Task requirements:
A) From the email thread on photos and captions below, reproduce word for word the passage that runs from "[pct-l] Photos &" to "some such information.".
B) List every email address that appears in the email thread on photos and captions below.
C) Answer these questions using the email thread on photos and captions below.
(i) What does Joe Roth's iPhone take when it records live shots?
(ii) What is the name of the format for the extra data usually attached to JPEG files?
(iii) According to the thread, what do most smartphones do by default?

[pct-l] Photos & Captions
Ann Gerckens
anngerckens at gmail.com
Sun Feb 25 23:07:19 CST 2018
An acquaintance of mine used to come visit me after doing an AT section so I could tell which picture was of what.😁
Ann Gerckens, Sent from my iPhone
> On Feb 25, 2018, at 7:55 PM, Joe Roth <jroth2353 at gmail.com> wrote:
>
> My I phone can record live shots. It’ll take a short video which allows me to say ;June 22, 2018, Mack, mount Whitney.” Or some such information.
>
> Sent from my iPhone
>
> On Feb 25, 2018, at 1:33 AM, Town Food <pctl at marcusschwartz.com> wrote:
>
> For landmarks, assuming these are digital photos, there are a couple ways that I know of. JPEG files usually have extra data attached to them in a format called EXIF, and that data can sometimes be used to figure out where the photo was taken.
>
> First, and easiest, some cameras have GPS receivers (or other location sensors), and will attach your location data to the photo in an EXIF tag. Most smartphones do this by default. This data can later be read by appropriate software. E.g. I've heard of software that will put your photos on a map according to where they were taken -- I haven't tried it myself though.

Record set:
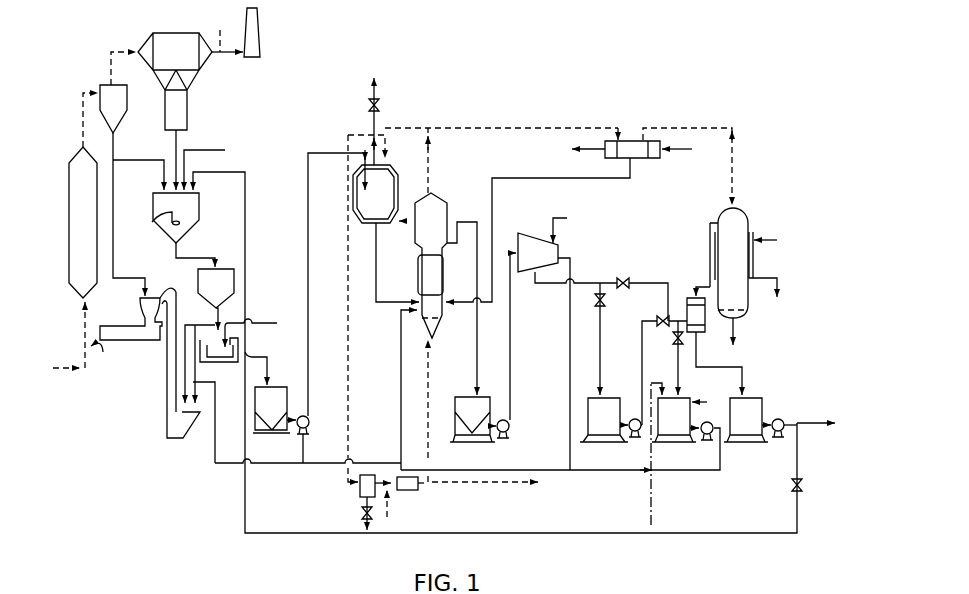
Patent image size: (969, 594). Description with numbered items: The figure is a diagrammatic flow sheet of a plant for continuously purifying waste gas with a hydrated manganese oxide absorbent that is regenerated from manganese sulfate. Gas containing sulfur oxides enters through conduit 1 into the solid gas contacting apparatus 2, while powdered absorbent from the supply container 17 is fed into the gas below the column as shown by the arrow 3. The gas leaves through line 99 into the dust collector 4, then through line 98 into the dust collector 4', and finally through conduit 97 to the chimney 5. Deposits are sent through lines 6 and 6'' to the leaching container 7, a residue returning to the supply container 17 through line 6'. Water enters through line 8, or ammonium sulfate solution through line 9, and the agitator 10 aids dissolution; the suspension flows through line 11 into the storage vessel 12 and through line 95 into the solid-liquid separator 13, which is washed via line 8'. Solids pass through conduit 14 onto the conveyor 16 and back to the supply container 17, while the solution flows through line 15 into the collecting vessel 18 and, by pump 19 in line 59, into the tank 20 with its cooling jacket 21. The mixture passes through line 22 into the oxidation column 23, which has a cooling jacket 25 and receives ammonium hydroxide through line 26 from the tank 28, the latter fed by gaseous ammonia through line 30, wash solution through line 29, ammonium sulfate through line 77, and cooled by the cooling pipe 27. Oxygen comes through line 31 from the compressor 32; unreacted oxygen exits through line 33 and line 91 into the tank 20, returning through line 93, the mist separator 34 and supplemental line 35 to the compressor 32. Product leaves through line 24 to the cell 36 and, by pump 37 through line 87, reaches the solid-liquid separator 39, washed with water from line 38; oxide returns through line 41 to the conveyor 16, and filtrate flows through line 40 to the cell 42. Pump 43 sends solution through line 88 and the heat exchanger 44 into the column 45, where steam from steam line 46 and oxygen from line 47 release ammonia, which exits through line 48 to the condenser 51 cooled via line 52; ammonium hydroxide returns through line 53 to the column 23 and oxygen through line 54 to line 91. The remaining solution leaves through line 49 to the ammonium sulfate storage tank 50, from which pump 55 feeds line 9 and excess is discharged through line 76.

The conduit 1 is at (66, 372).
The solid gas contacting apparatus 2 is at (83, 222).
The arrow 3 is at (104, 358).
The separator or dust collector 4 is at (113, 109).
The separator or dust collector 4' is at (175, 81).
The chimney 5 is at (257, 33).
The line 6 is at (138, 158).
The line 6' is at (129, 214).
The line 6'' is at (197, 150).
The leaching container 7 is at (176, 218).
The line 8 is at (213, 152).
The line 8' is at (263, 328).
The line 9 is at (245, 172).
The agitator 10 is at (152, 222).
The line 11 is at (201, 258).
The storage vessel 12 is at (216, 288).
The solid-liquid separator 13 is at (217, 400).
The conduit 14 is at (195, 351).
The line 15 is at (257, 357).
The conveyor 16 is at (167, 393).
The supply container 17 is at (125, 326).
The collecting vessel 18 is at (274, 410).
The pump 19 is at (308, 440).
The tank 20 is at (373, 150).
The cooling jacket 21 is at (399, 179).
The line 22 is at (376, 280).
The oxidation column 23 is at (431, 265).
The line 24 is at (476, 258).
The cooling jacket 25 is at (418, 285).
The line 26 is at (401, 370).
The cooling pipe 27 is at (717, 367).
The tank 28 is at (682, 420).
The line 29 is at (661, 283).
The line 30 is at (651, 480).
The line 31 is at (430, 436).
The compressor 32 is at (420, 490).
The line 33 is at (430, 158).
The mist separator 34 is at (360, 492).
The line 35 is at (388, 513).
The cell 36 is at (479, 419).
The pump 37 is at (545, 470).
The line 38 is at (575, 221).
The solid-liquid separator 39 is at (538, 252).
The line 40 is at (601, 327).
The line 41 is at (575, 270).
The cell 42 is at (604, 420).
The pump 43 is at (632, 438).
The heat exchanger 44 is at (687, 305).
The column 45 is at (743, 263).
The steam line 46 is at (777, 236).
The line 47 is at (742, 350).
The line 48 is at (735, 160).
The line 49 is at (762, 378).
The ammonium sulfate storage tank 50 is at (747, 420).
The condenser 51 is at (629, 141).
The line 52 is at (673, 152).
The line 53 is at (532, 178).
The line 54 is at (607, 128).
The pump 55 is at (773, 437).
The line 59 is at (308, 298).
The line 76 is at (800, 423).
The line 77 is at (682, 354).
The line 87 is at (510, 372).
The line 88 is at (642, 343).
The line 91 is at (428, 128).
The line 93 is at (348, 395).
The line 95 is at (218, 318).
The conduit 97 is at (213, 28).
The line 98 is at (133, 52).
The line 99 is at (82, 118).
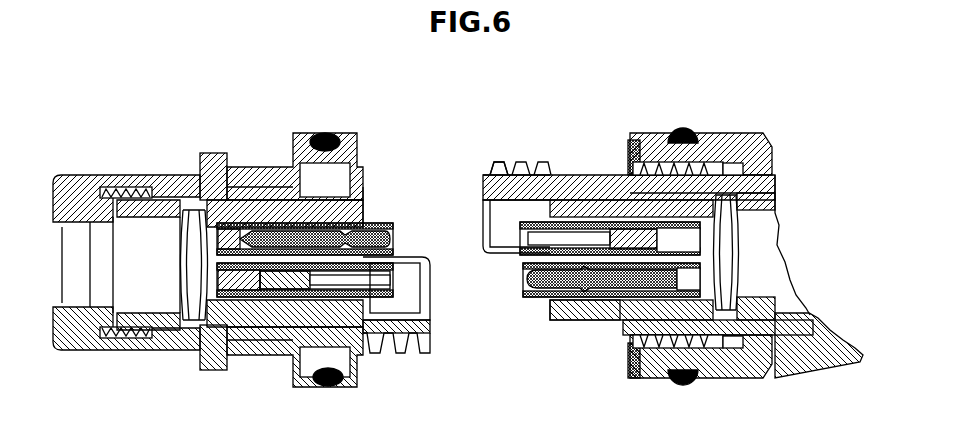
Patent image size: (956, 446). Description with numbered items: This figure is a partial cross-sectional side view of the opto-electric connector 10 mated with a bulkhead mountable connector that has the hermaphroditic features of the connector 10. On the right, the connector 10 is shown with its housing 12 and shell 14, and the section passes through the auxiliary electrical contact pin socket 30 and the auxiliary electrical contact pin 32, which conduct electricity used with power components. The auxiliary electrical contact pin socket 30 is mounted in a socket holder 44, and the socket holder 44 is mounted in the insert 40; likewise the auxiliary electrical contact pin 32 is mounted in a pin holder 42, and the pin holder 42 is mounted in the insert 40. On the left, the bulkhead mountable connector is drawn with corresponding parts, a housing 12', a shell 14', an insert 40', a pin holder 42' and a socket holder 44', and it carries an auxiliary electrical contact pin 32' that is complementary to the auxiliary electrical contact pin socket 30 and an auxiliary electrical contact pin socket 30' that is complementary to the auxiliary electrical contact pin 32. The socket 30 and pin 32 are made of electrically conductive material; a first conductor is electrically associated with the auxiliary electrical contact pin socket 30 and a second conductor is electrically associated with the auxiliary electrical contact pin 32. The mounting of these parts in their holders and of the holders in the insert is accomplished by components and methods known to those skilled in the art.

The opto-electric connector 10 is at (773, 157).
The housing 12 is at (648, 200).
The receptacle connector body 12' is at (273, 229).
The shell 14 is at (700, 219).
The mating coupling nut 14' is at (151, 221).
The auxiliary electrical contact pin socket 30 is at (490, 226).
The auxiliary electrical contact pin socket 30' is at (419, 299).
The auxiliary electrical contact pin 32 is at (593, 314).
The auxiliary electrical contact pin 32' is at (346, 223).
The insert 40 is at (492, 182).
The mating front shell sleeve 40' is at (376, 173).
The pin holder 42 is at (575, 330).
The mating insulator insert 42' is at (325, 204).
The socket holder 44 is at (573, 249).
The mating socket contact 44' is at (353, 283).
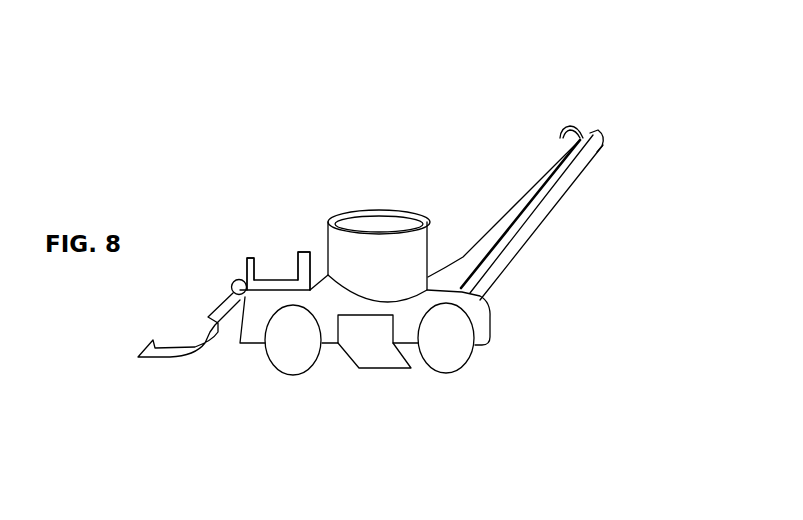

Responses to the tasks:
A)
[pct-l] Photos & Captions
Ann Gerckens
anngerckens at gmail.com
Sun Feb 25 23:07:19 CST 2018
An acquaintance of mine used to come visit me after doing an AT section so I could tell which picture was of what.😁
Ann Gerckens, Sent from my iPhone
> On Feb 25, 2018, at 7:55 PM, Joe Roth <jroth2353 at gmail.com> wrote:
>
> My I phone can record live shots. It’ll take a short video which allows me to say ;June 22, 2018, Mack, mount Whitney.” Or some such information.

B)
anngerckens at gmail.com
jroth2353 at gmail.com
pctl at marcusschwartz.com

C)
(i) A short video.
(ii) EXIF.
(iii) They attach your location data to the photo in an EXIF tag.